** Set problem **
Output all of the entries below precisely as written.

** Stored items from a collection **
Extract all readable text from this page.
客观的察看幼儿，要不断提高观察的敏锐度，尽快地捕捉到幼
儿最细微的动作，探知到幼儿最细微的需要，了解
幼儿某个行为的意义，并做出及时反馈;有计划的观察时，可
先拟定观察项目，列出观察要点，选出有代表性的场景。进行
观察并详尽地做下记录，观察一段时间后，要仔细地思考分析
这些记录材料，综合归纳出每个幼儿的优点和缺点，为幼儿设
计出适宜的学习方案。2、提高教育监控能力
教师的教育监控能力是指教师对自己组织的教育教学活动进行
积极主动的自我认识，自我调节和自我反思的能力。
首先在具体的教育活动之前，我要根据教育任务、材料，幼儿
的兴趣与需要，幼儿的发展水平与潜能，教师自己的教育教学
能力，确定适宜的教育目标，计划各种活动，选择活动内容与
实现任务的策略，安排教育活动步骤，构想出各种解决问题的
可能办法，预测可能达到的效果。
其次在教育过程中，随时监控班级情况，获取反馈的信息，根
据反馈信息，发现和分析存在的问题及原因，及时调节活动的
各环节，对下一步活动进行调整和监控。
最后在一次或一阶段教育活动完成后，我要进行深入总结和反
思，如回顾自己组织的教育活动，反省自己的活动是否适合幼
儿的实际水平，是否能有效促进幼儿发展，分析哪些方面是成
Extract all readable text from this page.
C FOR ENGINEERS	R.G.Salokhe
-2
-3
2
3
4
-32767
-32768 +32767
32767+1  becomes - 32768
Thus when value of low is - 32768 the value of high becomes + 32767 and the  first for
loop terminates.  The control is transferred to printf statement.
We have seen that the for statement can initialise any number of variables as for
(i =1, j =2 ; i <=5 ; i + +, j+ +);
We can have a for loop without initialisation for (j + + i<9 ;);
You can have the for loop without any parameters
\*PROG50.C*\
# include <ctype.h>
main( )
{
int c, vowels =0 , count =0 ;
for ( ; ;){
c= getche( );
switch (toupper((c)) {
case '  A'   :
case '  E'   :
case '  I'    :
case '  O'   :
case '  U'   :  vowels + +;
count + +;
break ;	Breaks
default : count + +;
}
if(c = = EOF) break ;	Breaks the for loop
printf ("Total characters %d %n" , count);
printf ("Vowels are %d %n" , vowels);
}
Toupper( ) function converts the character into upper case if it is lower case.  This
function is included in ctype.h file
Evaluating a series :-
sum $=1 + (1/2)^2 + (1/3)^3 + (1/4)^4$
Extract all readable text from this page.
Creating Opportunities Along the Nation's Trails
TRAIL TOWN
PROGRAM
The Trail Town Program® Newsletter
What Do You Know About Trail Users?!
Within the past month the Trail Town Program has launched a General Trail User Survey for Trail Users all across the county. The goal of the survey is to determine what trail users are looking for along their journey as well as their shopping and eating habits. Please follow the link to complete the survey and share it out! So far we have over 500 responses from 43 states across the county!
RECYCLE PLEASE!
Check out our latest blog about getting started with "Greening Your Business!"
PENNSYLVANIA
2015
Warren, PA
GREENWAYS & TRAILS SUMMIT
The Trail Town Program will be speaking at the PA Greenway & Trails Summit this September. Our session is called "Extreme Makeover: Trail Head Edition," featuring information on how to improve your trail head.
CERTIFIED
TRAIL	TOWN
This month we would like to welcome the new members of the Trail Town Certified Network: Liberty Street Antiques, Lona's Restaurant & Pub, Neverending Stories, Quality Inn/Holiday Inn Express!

** In response **
Extract all readable text from this page.
客观的察看幼儿，要不断提高观察的敏锐度，尽快地捕捉到幼
儿最细微的动作，探知到幼儿最细微的需要，了解
幼儿某个行为的意义，并做出及时反馈;有计划的观察时，可
先拟定观察项目，列出观察要点，选出有代表性的场景。进行
观察并详尽地做下记录，观察一段时间后，要仔细地思考分析
这些记录材料，综合归纳出每个幼儿的优点和缺点，为幼儿设
计出适宜的学习方案。2、提高教育监控能力
教师的教育监控能力是指教师对自己组织的教育教学活动进行
积极主动的自我认识，自我调节和自我反思的能力。
首先在具体的教育活动之前，我要根据教育任务、材料，幼儿
的兴趣与需要，幼儿的发展水平与潜能，教师自己的教育教学
能力，确定适宜的教育目标，计划各种活动，选择活动内容与
实现任务的策略，安排教育活动步骤，构想出各种解决问题的
可能办法，预测可能达到的效果。
其次在教育过程中，随时监控班级情况，获取反馈的信息，根
据反馈信息，发现和分析存在的问题及原因，及时调节活动的
各环节，对下一步活动进行调整和监控。
最后在一次或一阶段教育活动完成后，我要进行深入总结和反
思，如回顾自己组织的教育活动，反省自己的活动是否适合幼
儿的实际水平，是否能有效促进幼儿发展，分析哪些方面是成
Extract all readable text from this page.
C FOR ENGINEERS	R.G.Salokhe
-2
-3
2
3
4
-32767
-32768 +32767
32767+1  becomes - 32768
Thus when value of low is - 32768 the value of high becomes + 32767 and the  first for
loop terminates.  The control is transferred to printf statement.
We have seen that the for statement can initialise any number of variables as for
(i =1, j =2 ; i <=5 ; i + +, j+ +);
We can have a for loop without initialisation for (j + + i<9 ;);
You can have the for loop without any parameters
\*PROG50.C*\
# include <ctype.h>
main( )
{
int c, vowels =0 , count =0 ;
for ( ; ;){
c= getche( );
switch (toupper((c)) {
case '  A'   :
case '  E'   :
case '  I'    :
case '  O'   :
case '  U'   :  vowels + +;
count + +;
break ;	Breaks
default : count + +;
}
if(c = = EOF) break ;	Breaks the for loop
printf ("Total characters %d %n" , count);
printf ("Vowels are %d %n" , vowels);
}
Toupper( ) function converts the character into upper case if it is lower case.  This
function is included in ctype.h file
Evaluating a series :-
sum $=1 + (1/2)^2 + (1/3)^3 + (1/4)^4$
Extract all readable text from this page.
Creating Opportunities Along the Nation's Trails
TRAIL TOWN
PROGRAM
The Trail Town Program® Newsletter
What Do You Know About Trail Users?!
Within the past month the Trail Town Program has launched a General Trail User Survey for Trail Users all across the county. The goal of the survey is to determine what trail users are looking for along their journey as well as their shopping and eating habits. Please follow the link to complete the survey and share it out! So far we have over 500 responses from 43 states across the county!
RECYCLE PLEASE!
Check out our latest blog about getting started with "Greening Your Business!"
PENNSYLVANIA
2015
Warren, PA
GREENWAYS & TRAILS SUMMIT
The Trail Town Program will be speaking at the PA Greenway & Trails Summit this September. Our session is called "Extreme Makeover: Trail Head Edition," featuring information on how to improve your trail head.
CERTIFIED
TRAIL	TOWN
This month we would like to welcome the new members of the Trail Town Certified Network: Liberty Street Antiques, Lona's Restaurant & Pub, Neverending Stories, Quality Inn/Holiday Inn Express!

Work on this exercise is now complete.